→ Written exercise: Every record must be transcribed in its entirety, apart from the images, which are to be omitted.

→ Records supplied:
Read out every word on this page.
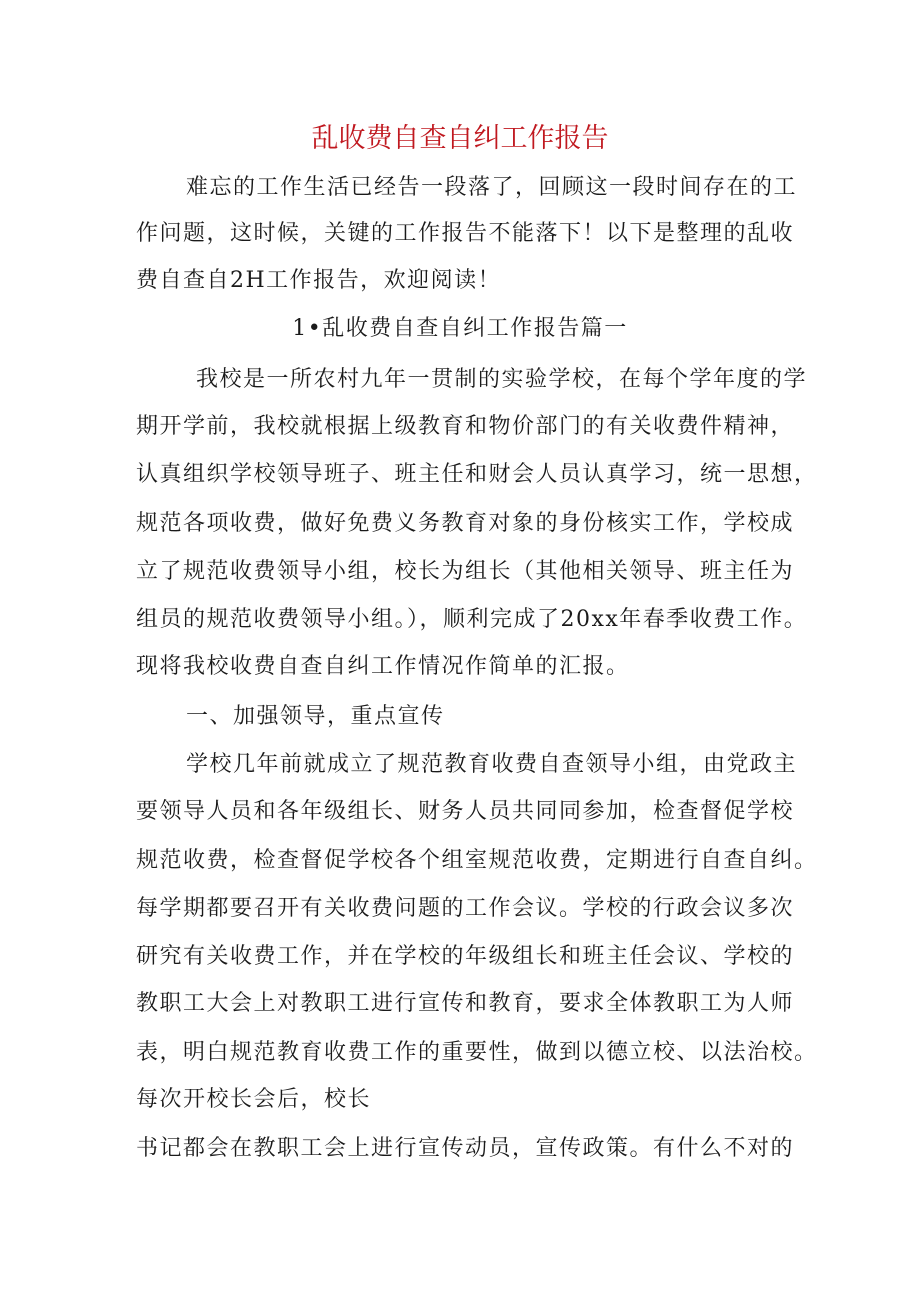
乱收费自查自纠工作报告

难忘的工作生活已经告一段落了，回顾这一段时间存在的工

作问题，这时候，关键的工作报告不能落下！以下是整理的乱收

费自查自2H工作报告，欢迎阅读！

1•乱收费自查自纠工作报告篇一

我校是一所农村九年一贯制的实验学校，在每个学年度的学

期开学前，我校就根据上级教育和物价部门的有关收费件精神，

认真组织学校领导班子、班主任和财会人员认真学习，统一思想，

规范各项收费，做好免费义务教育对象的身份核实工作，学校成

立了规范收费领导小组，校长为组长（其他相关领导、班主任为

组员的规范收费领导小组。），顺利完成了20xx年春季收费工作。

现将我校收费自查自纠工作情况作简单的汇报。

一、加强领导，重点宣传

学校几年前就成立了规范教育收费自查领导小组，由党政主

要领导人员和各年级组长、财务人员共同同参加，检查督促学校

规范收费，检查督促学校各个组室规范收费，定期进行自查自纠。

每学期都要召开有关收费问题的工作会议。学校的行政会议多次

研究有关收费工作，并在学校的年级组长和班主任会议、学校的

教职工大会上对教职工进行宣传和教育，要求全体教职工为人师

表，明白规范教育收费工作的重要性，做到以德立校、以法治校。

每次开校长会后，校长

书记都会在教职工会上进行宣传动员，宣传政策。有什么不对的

→ Completed exercise:
Read out every word on this page.
乱收费自查自纠工作报告

难忘的工作生活已经告一段落了，回顾这一段时间存在的工

作问题，这时候，关键的工作报告不能落下！以下是整理的乱收

费自查自2H工作报告，欢迎阅读！

1•乱收费自查自纠工作报告篇一

我校是一所农村九年一贯制的实验学校，在每个学年度的学

期开学前，我校就根据上级教育和物价部门的有关收费件精神，

认真组织学校领导班子、班主任和财会人员认真学习，统一思想，

规范各项收费，做好免费义务教育对象的身份核实工作，学校成

立了规范收费领导小组，校长为组长（其他相关领导、班主任为

组员的规范收费领导小组。），顺利完成了20xx年春季收费工作。

现将我校收费自查自纠工作情况作简单的汇报。

一、加强领导，重点宣传

学校几年前就成立了规范教育收费自查领导小组，由党政主

要领导人员和各年级组长、财务人员共同同参加，检查督促学校

规范收费，检查督促学校各个组室规范收费，定期进行自查自纠。

每学期都要召开有关收费问题的工作会议。学校的行政会议多次

研究有关收费工作，并在学校的年级组长和班主任会议、学校的

教职工大会上对教职工进行宣传和教育，要求全体教职工为人师

表，明白规范教育收费工作的重要性，做到以德立校、以法治校。

每次开校长会后，校长

书记都会在教职工会上进行宣传动员，宣传政策。有什么不对的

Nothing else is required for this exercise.